[Saved entries]

________________

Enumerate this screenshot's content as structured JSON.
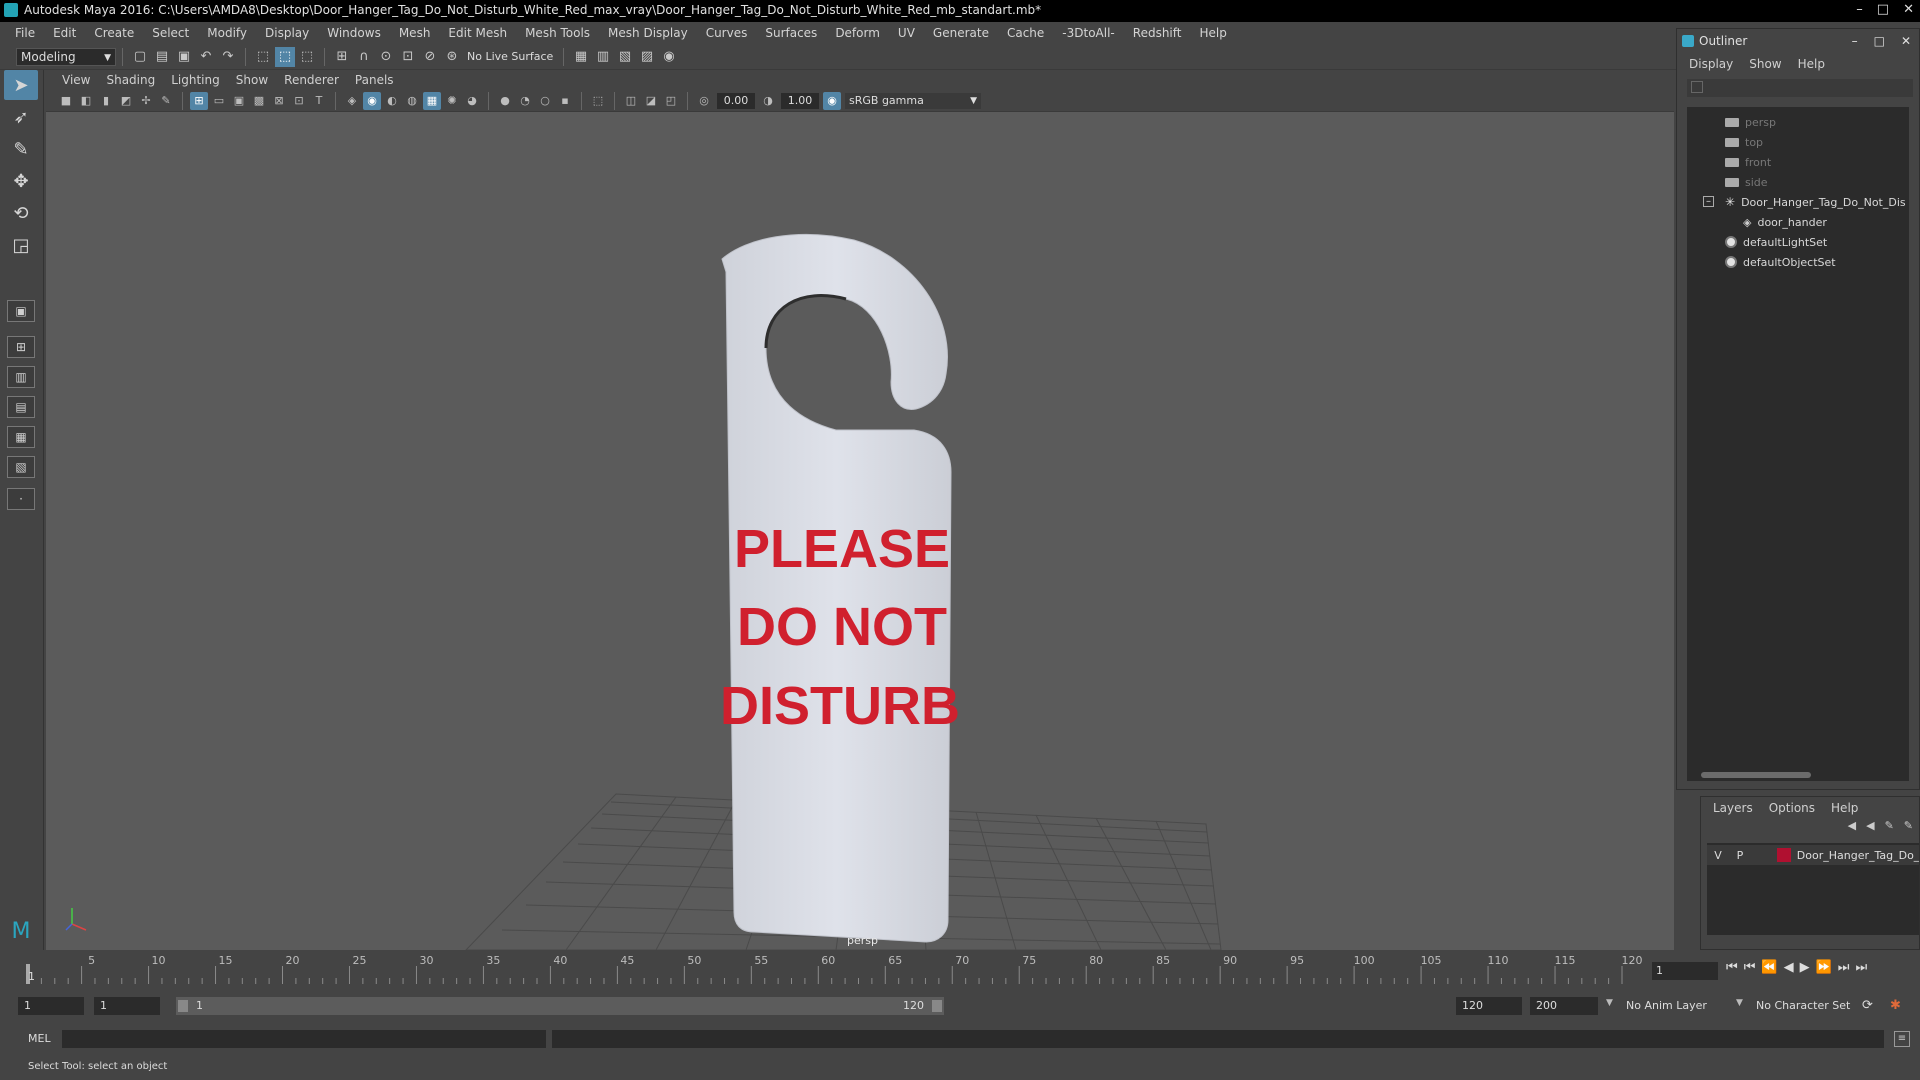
{
  "window": {
    "title": "Autodesk Maya 2016: C:\\Users\\AMDA8\\Desktop\\Door_Hanger_Tag_Do_Not_Disturb_White_Red_max_vray\\Door_Hanger_Tag_Do_Not_Disturb_White_Red_mb_standart.mb*",
    "controls": [
      "–",
      "□",
      "✕"
    ]
  },
  "menubar": [
    "File",
    "Edit",
    "Create",
    "Select",
    "Modify",
    "Display",
    "Windows",
    "Mesh",
    "Edit Mesh",
    "Mesh Tools",
    "Mesh Display",
    "Curves",
    "Surfaces",
    "Deform",
    "UV",
    "Generate",
    "Cache",
    "-3DtoAll-",
    "Redshift",
    "Help"
  ],
  "statusline": {
    "mode": "Modeling",
    "live_surface": "No Live Surface"
  },
  "panel": {
    "menu": [
      "View",
      "Shading",
      "Lighting",
      "Show",
      "Renderer",
      "Panels"
    ],
    "exposure": "0.00",
    "gamma": "1.00",
    "color_space": "sRGB gamma",
    "camera_label": "persp"
  },
  "model": {
    "sign_line1": "PLEASE",
    "sign_line2": "DO NOT",
    "sign_line3": "DISTURB",
    "sign_text_color": "#d0202e",
    "tag_color": "#d8dbe3"
  },
  "outliner": {
    "title": "Outliner",
    "menu": [
      "Display",
      "Show",
      "Help"
    ],
    "items": [
      {
        "label": "persp"
      },
      {
        "label": "top"
      },
      {
        "label": "front"
      },
      {
        "label": "side"
      },
      {
        "label": "Door_Hanger_Tag_Do_Not_Dis"
      },
      {
        "label": "door_hander"
      },
      {
        "label": "defaultLightSet"
      },
      {
        "label": "defaultObjectSet"
      }
    ]
  },
  "layers": {
    "menu": [
      "Layers",
      "Options",
      "Help"
    ],
    "layer": {
      "v": "V",
      "p": "P",
      "name": "Door_Hanger_Tag_Do_",
      "color": "#b01030"
    }
  },
  "timeline": {
    "ticks": [
      "1",
      "5",
      "10",
      "15",
      "20",
      "25",
      "30",
      "35",
      "40",
      "45",
      "50",
      "55",
      "60",
      "65",
      "70",
      "75",
      "80",
      "85",
      "90",
      "95",
      "100",
      "105",
      "110",
      "115",
      "120"
    ],
    "current_frame": "1"
  },
  "range": {
    "start": "1",
    "start2": "1",
    "slider_start": "1",
    "slider_end": "120",
    "end": "120",
    "end2": "200",
    "anim_layer": "No Anim Layer",
    "character_set": "No Character Set"
  },
  "cmdline": {
    "label": "MEL"
  },
  "helpline": {
    "message": "Select Tool: select an object"
  }
}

________________

* **Given task**
Where a line in the entries holds the word "Mesh", copy that line.

* **Output for this exercise**
    "Mesh",
    "Edit Mesh",
    "Mesh Tools",
    "Mesh Display",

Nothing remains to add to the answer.